[Figure data in JSON]

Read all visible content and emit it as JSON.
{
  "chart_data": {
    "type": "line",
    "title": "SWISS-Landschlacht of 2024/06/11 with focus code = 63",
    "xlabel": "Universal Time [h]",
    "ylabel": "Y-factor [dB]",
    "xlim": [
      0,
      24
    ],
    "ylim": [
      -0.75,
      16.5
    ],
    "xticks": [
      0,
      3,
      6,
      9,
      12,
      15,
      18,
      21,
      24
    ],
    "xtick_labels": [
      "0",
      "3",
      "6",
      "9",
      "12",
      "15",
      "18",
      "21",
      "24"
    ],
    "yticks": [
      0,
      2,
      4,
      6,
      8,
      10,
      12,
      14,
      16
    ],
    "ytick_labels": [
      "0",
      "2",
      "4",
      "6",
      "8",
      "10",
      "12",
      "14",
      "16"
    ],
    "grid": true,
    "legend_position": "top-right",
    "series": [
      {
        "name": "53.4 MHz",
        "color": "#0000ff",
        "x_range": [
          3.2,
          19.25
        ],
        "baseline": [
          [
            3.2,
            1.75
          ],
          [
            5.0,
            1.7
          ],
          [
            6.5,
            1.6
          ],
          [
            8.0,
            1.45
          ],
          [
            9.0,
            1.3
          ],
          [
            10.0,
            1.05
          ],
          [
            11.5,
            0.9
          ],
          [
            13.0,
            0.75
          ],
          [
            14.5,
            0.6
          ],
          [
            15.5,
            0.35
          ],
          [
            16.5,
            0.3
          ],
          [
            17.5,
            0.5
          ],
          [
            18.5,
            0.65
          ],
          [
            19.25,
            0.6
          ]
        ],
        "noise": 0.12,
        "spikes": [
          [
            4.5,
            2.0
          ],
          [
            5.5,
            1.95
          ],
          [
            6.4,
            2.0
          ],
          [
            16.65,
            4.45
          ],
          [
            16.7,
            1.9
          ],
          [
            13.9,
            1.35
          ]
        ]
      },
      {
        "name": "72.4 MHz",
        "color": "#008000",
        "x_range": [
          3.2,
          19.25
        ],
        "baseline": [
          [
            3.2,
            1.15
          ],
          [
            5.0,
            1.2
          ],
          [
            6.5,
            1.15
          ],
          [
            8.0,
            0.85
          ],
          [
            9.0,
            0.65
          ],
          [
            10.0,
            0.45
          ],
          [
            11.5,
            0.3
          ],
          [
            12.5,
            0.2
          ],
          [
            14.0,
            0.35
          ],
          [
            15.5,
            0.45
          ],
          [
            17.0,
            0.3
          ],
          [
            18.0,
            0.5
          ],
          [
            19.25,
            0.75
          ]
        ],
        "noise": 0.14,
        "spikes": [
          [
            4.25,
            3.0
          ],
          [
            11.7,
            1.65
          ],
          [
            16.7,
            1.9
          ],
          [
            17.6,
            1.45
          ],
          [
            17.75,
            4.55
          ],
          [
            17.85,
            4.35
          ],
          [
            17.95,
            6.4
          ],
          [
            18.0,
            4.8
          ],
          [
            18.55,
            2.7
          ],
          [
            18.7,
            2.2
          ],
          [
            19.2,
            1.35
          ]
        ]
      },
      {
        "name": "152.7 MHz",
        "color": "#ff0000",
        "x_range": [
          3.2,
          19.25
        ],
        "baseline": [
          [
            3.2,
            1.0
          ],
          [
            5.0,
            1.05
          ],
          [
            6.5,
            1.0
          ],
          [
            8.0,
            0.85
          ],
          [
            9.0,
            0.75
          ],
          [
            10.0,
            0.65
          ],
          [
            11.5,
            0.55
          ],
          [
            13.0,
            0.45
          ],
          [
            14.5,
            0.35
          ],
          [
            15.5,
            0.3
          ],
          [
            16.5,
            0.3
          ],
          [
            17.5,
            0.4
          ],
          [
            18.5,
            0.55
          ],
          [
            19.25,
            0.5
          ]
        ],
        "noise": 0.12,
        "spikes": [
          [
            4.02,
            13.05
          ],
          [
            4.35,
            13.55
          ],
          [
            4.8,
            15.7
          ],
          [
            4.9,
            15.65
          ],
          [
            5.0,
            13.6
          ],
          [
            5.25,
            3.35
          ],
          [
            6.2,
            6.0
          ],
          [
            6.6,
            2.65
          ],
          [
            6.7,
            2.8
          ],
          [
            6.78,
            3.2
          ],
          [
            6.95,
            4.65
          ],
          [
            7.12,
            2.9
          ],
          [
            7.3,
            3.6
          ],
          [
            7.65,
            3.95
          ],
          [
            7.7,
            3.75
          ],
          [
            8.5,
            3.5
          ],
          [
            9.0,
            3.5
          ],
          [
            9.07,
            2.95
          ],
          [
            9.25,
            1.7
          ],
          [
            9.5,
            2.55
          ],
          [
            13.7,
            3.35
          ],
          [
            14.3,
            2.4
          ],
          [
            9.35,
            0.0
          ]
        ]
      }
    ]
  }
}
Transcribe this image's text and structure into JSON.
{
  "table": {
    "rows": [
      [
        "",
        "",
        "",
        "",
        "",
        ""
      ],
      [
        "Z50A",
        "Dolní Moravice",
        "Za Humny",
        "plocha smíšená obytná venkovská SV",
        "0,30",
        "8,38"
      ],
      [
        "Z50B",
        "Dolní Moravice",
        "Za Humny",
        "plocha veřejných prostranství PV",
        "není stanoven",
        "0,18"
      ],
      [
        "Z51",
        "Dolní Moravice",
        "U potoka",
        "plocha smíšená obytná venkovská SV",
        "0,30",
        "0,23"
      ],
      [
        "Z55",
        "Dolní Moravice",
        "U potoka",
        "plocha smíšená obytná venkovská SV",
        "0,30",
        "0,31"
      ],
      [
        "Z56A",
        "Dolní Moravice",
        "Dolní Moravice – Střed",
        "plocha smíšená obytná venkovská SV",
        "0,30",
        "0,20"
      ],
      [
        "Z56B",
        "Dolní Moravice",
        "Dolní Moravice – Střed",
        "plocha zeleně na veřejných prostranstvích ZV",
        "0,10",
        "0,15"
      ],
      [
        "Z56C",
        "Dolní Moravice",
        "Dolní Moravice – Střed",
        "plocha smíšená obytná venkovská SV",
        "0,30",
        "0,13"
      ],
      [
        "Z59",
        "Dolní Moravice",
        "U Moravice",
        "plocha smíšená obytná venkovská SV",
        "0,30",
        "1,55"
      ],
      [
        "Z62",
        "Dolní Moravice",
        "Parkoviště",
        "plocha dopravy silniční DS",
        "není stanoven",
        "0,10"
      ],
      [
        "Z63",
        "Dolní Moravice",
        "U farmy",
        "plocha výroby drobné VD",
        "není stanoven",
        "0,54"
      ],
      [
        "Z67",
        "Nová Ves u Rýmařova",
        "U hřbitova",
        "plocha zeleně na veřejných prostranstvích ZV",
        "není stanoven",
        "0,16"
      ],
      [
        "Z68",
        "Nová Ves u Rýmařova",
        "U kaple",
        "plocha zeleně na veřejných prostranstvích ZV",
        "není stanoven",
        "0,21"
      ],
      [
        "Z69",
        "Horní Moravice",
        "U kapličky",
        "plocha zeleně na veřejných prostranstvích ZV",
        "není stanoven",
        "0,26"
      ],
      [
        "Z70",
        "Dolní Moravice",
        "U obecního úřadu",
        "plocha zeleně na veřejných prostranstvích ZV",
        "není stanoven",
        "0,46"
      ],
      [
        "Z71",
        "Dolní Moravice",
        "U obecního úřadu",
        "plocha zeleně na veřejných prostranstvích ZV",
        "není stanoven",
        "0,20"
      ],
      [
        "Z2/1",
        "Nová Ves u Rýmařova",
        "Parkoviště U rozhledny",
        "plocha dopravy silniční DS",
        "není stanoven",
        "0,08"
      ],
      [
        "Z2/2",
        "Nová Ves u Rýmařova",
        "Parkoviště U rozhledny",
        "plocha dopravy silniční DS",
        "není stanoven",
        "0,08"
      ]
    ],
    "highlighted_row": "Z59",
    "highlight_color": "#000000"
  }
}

Exercise =>
Without leaving anything out, give the entries again exactly.

The output =>
Read all visible content and emit it as JSON.
{
  "chart_data": {
    "type": "line",
    "title": "SWISS-Landschlacht of 2024/06/11 with focus code = 63",
    "xlabel": "Universal Time [h]",
    "ylabel": "Y-factor [dB]",
    "xlim": [
      0,
      24
    ],
    "ylim": [
      -0.75,
      16.5
    ],
    "xticks": [
      0,
      3,
      6,
      9,
      12,
      15,
      18,
      21,
      24
    ],
    "xtick_labels": [
      "0",
      "3",
      "6",
      "9",
      "12",
      "15",
      "18",
      "21",
      "24"
    ],
    "yticks": [
      0,
      2,
      4,
      6,
      8,
      10,
      12,
      14,
      16
    ],
    "ytick_labels": [
      "0",
      "2",
      "4",
      "6",
      "8",
      "10",
      "12",
      "14",
      "16"
    ],
    "grid": true,
    "legend_position": "top-right",
    "series": [
      {
        "name": "53.4 MHz",
        "color": "#0000ff",
        "x_range": [
          3.2,
          19.25
        ],
        "baseline": [
          [
            3.2,
            1.75
          ],
          [
            5.0,
            1.7
          ],
          [
            6.5,
            1.6
          ],
          [
            8.0,
            1.45
          ],
          [
            9.0,
            1.3
          ],
          [
            10.0,
            1.05
          ],
          [
            11.5,
            0.9
          ],
          [
            13.0,
            0.75
          ],
          [
            14.5,
            0.6
          ],
          [
            15.5,
            0.35
          ],
          [
            16.5,
            0.3
          ],
          [
            17.5,
            0.5
          ],
          [
            18.5,
            0.65
          ],
          [
            19.25,
            0.6
          ]
        ],
        "noise": 0.12,
        "spikes": [
          [
            4.5,
            2.0
          ],
          [
            5.5,
            1.95
          ],
          [
            6.4,
            2.0
          ],
          [
            16.65,
            4.45
          ],
          [
            16.7,
            1.9
          ],
          [
            13.9,
            1.35
          ]
        ]
      },
      {
        "name": "72.4 MHz",
        "color": "#008000",
        "x_range": [
          3.2,
          19.25
        ],
        "baseline": [
          [
            3.2,
            1.15
          ],
          [
            5.0,
            1.2
          ],
          [
            6.5,
            1.15
          ],
          [
            8.0,
            0.85
          ],
          [
            9.0,
            0.65
          ],
          [
            10.0,
            0.45
          ],
          [
            11.5,
            0.3
          ],
          [
            12.5,
            0.2
          ],
          [
            14.0,
            0.35
          ],
          [
            15.5,
            0.45
          ],
          [
            17.0,
            0.3
          ],
          [
            18.0,
            0.5
          ],
          [
            19.25,
            0.75
          ]
        ],
        "noise": 0.14,
        "spikes": [
          [
            4.25,
            3.0
          ],
          [
            11.7,
            1.65
          ],
          [
            16.7,
            1.9
          ],
          [
            17.6,
            1.45
          ],
          [
            17.75,
            4.55
          ],
          [
            17.85,
            4.35
          ],
          [
            17.95,
            6.4
          ],
          [
            18.0,
            4.8
          ],
          [
            18.55,
            2.7
          ],
          [
            18.7,
            2.2
          ],
          [
            19.2,
            1.35
          ]
        ]
      },
      {
        "name": "152.7 MHz",
        "color": "#ff0000",
        "x_range": [
          3.2,
          19.25
        ],
        "baseline": [
          [
            3.2,
            1.0
          ],
          [
            5.0,
            1.05
          ],
          [
            6.5,
            1.0
          ],
          [
            8.0,
            0.85
          ],
          [
            9.0,
            0.75
          ],
          [
            10.0,
            0.65
          ],
          [
            11.5,
            0.55
          ],
          [
            13.0,
            0.45
          ],
          [
            14.5,
            0.35
          ],
          [
            15.5,
            0.3
          ],
          [
            16.5,
            0.3
          ],
          [
            17.5,
            0.4
          ],
          [
            18.5,
            0.55
          ],
          [
            19.25,
            0.5
          ]
        ],
        "noise": 0.12,
        "spikes": [
          [
            4.02,
            13.05
          ],
          [
            4.35,
            13.55
          ],
          [
            4.8,
            15.7
          ],
          [
            4.9,
            15.65
          ],
          [
            5.0,
            13.6
          ],
          [
            5.25,
            3.35
          ],
          [
            6.2,
            6.0
          ],
          [
            6.6,
            2.65
          ],
          [
            6.7,
            2.8
          ],
          [
            6.78,
            3.2
          ],
          [
            6.95,
            4.65
          ],
          [
            7.12,
            2.9
          ],
          [
            7.3,
            3.6
          ],
          [
            7.65,
            3.95
          ],
          [
            7.7,
            3.75
          ],
          [
            8.5,
            3.5
          ],
          [
            9.0,
            3.5
          ],
          [
            9.07,
            2.95
          ],
          [
            9.25,
            1.7
          ],
          [
            9.5,
            2.55
          ],
          [
            13.7,
            3.35
          ],
          [
            14.3,
            2.4
          ],
          [
            9.35,
            0.0
          ]
        ]
      }
    ]
  }
}
Transcribe this image's text and structure into JSON.
{
  "table": {
    "rows": [
      [
        "",
        "",
        "",
        "",
        "",
        ""
      ],
      [
        "Z50A",
        "Dolní Moravice",
        "Za Humny",
        "plocha smíšená obytná venkovská SV",
        "0,30",
        "8,38"
      ],
      [
        "Z50B",
        "Dolní Moravice",
        "Za Humny",
        "plocha veřejných prostranství PV",
        "není stanoven",
        "0,18"
      ],
      [
        "Z51",
        "Dolní Moravice",
        "U potoka",
        "plocha smíšená obytná venkovská SV",
        "0,30",
        "0,23"
      ],
      [
        "Z55",
        "Dolní Moravice",
        "U potoka",
        "plocha smíšená obytná venkovská SV",
        "0,30",
        "0,31"
      ],
      [
        "Z56A",
        "Dolní Moravice",
        "Dolní Moravice – Střed",
        "plocha smíšená obytná venkovská SV",
        "0,30",
        "0,20"
      ],
      [
        "Z56B",
        "Dolní Moravice",
        "Dolní Moravice – Střed",
        "plocha zeleně na veřejných prostranstvích ZV",
        "0,10",
        "0,15"
      ],
      [
        "Z56C",
        "Dolní Moravice",
        "Dolní Moravice – Střed",
        "plocha smíšená obytná venkovská SV",
        "0,30",
        "0,13"
      ],
      [
        "Z59",
        "Dolní Moravice",
        "U Moravice",
        "plocha smíšená obytná venkovská SV",
        "0,30",
        "1,55"
      ],
      [
        "Z62",
        "Dolní Moravice",
        "Parkoviště",
        "plocha dopravy silniční DS",
        "není stanoven",
        "0,10"
      ],
      [
        "Z63",
        "Dolní Moravice",
        "U farmy",
        "plocha výroby drobné VD",
        "není stanoven",
        "0,54"
      ],
      [
        "Z67",
        "Nová Ves u Rýmařova",
        "U hřbitova",
        "plocha zeleně na veřejných prostranstvích ZV",
        "není stanoven",
        "0,16"
      ],
      [
        "Z68",
        "Nová Ves u Rýmařova",
        "U kaple",
        "plocha zeleně na veřejných prostranstvích ZV",
        "není stanoven",
        "0,21"
      ],
      [
        "Z69",
        "Horní Moravice",
        "U kapličky",
        "plocha zeleně na veřejných prostranstvích ZV",
        "není stanoven",
        "0,26"
      ],
      [
        "Z70",
        "Dolní Moravice",
        "U obecního úřadu",
        "plocha zeleně na veřejných prostranstvích ZV",
        "není stanoven",
        "0,46"
      ],
      [
        "Z71",
        "Dolní Moravice",
        "U obecního úřadu",
        "plocha zeleně na veřejných prostranstvích ZV",
        "není stanoven",
        "0,20"
      ],
      [
        "Z2/1",
        "Nová Ves u Rýmařova",
        "Parkoviště U rozhledny",
        "plocha dopravy silniční DS",
        "není stanoven",
        "0,08"
      ],
      [
        "Z2/2",
        "Nová Ves u Rýmařova",
        "Parkoviště U rozhledny",
        "plocha dopravy silniční DS",
        "není stanoven",
        "0,08"
      ]
    ],
    "highlighted_row": "Z59",
    "highlight_color": "#000000"
  }
}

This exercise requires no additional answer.